### JOB
Gather every line of the entries that includes the word "Партизанская".

Collected data entries
[BEGIN]

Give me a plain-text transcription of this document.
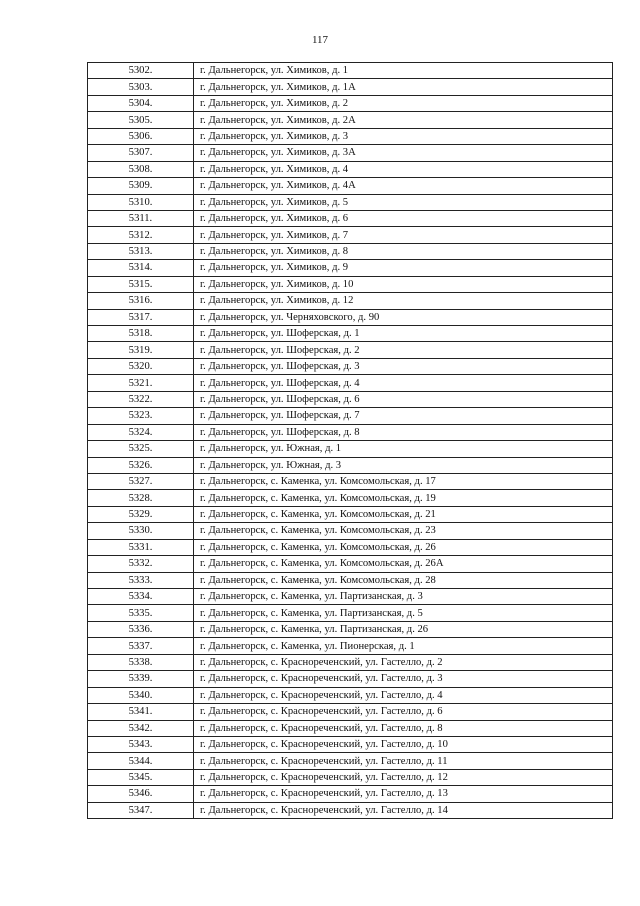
117
5302.	г. Дальнегорск, ул. Химиков, д. 1
5303.	г. Дальнегорск, ул. Химиков, д. 1А
5304.	г. Дальнегорск, ул. Химиков, д. 2
5305.	г. Дальнегорск, ул. Химиков, д. 2А
5306.	г. Дальнегорск, ул. Химиков, д. 3
5307.	г. Дальнегорск, ул. Химиков, д. 3А
5308.	г. Дальнегорск, ул. Химиков, д. 4
5309.	г. Дальнегорск, ул. Химиков, д. 4А
5310.	г. Дальнегорск, ул. Химиков, д. 5
5311.	г. Дальнегорск, ул. Химиков, д. 6
5312.	г. Дальнегорск, ул. Химиков, д. 7
5313.	г. Дальнегорск, ул. Химиков, д. 8
5314.	г. Дальнегорск, ул. Химиков, д. 9
5315.	г. Дальнегорск, ул. Химиков, д. 10
5316.	г. Дальнегорск, ул. Химиков, д. 12
5317.	г. Дальнегорск, ул. Черняховского, д. 90
5318.	г. Дальнегорск, ул. Шоферская, д. 1
5319.	г. Дальнегорск, ул. Шоферская, д. 2
5320.	г. Дальнегорск, ул. Шоферская, д. 3
5321.	г. Дальнегорск, ул. Шоферская, д. 4
5322.	г. Дальнегорск, ул. Шоферская, д. 6
5323.	г. Дальнегорск, ул. Шоферская, д. 7
5324.	г. Дальнегорск, ул. Шоферская, д. 8
5325.	г. Дальнегорск, ул. Южная, д. 1
5326.	г. Дальнегорск, ул. Южная, д. 3
5327.	г. Дальнегорск, с. Каменка, ул. Комсомольская, д. 17
5328.	г. Дальнегорск, с. Каменка, ул. Комсомольская, д. 19
5329.	г. Дальнегорск, с. Каменка, ул. Комсомольская, д. 21
5330.	г. Дальнегорск, с. Каменка, ул. Комсомольская, д. 23
5331.	г. Дальнегорск, с. Каменка, ул. Комсомольская, д. 26
5332.	г. Дальнегорск, с. Каменка, ул. Комсомольская, д. 26А
5333.	г. Дальнегорск, с. Каменка, ул. Комсомольская, д. 28
5334.	г. Дальнегорск, с. Каменка, ул. Партизанская, д. 3
5335.	г. Дальнегорск, с. Каменка, ул. Партизанская, д. 5
5336.	г. Дальнегорск, с. Каменка, ул. Партизанская, д. 26
5337.	г. Дальнегорск, с. Каменка, ул. Пионерская, д. 1
5338.	г. Дальнегорск, с. Краснореченский, ул. Гастелло, д. 2
5339.	г. Дальнегорск, с. Краснореченский, ул. Гастелло, д. 3
5340.	г. Дальнегорск, с. Краснореченский, ул. Гастелло, д. 4
5341.	г. Дальнегорск, с. Краснореченский, ул. Гастелло, д. 6
5342.	г. Дальнегорск, с. Краснореченский, ул. Гастелло, д. 8
5343.	г. Дальнегорск, с. Краснореченский, ул. Гастелло, д. 10
5344.	г. Дальнегорск, с. Краснореченский, ул. Гастелло, д. 11
5345.	г. Дальнегорск, с. Краснореченский, ул. Гастелло, д. 12
5346.	г. Дальнегорск, с. Краснореченский, ул. Гастелло, д. 13
5347.	г. Дальнегорск, с. Краснореченский, ул. Гастелло, д. 14
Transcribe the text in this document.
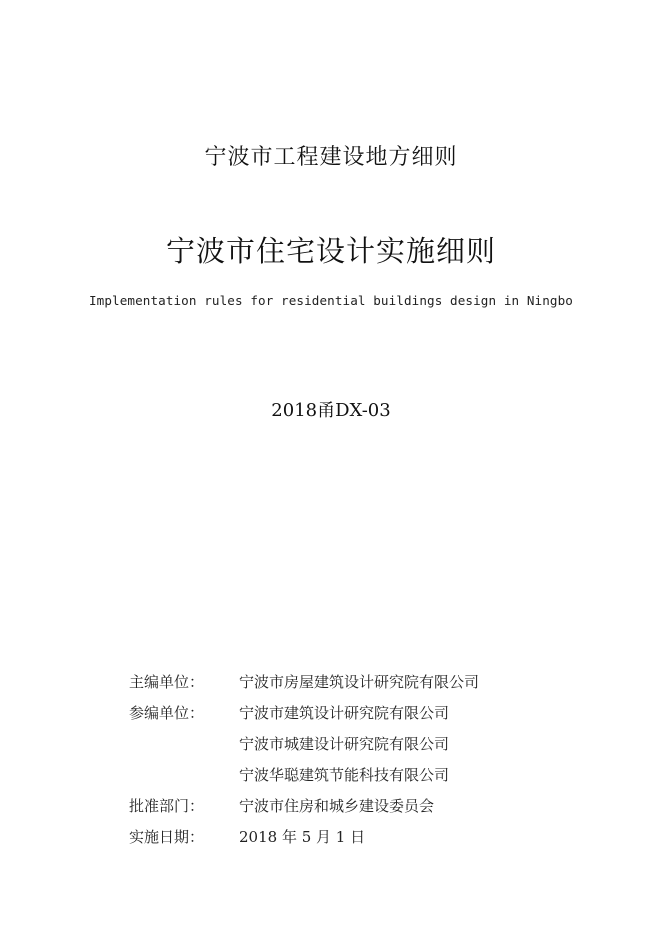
宁波市工程建设地方细则
宁波市住宅设计实施细则
Implementation rules for residential buildings design in Ningbo
2018甬DX-03
主编单位：	宁波市房屋建筑设计研究院有限公司
参编单位：	宁波市建筑设计研究院有限公司
宁波市城建设计研究院有限公司
宁波华聪建筑节能科技有限公司
批准部门：	宁波市住房和城乡建设委员会
实施日期：	2018 年 5 月 1 日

[END]

### RESULT
5334.	г. Дальнегорск, с. Каменка, ул. Партизанская, д. 3
5335.	г. Дальнегорск, с. Каменка, ул. Партизанская, д. 5
5336.	г. Дальнегорск, с. Каменка, ул. Партизанская, д. 26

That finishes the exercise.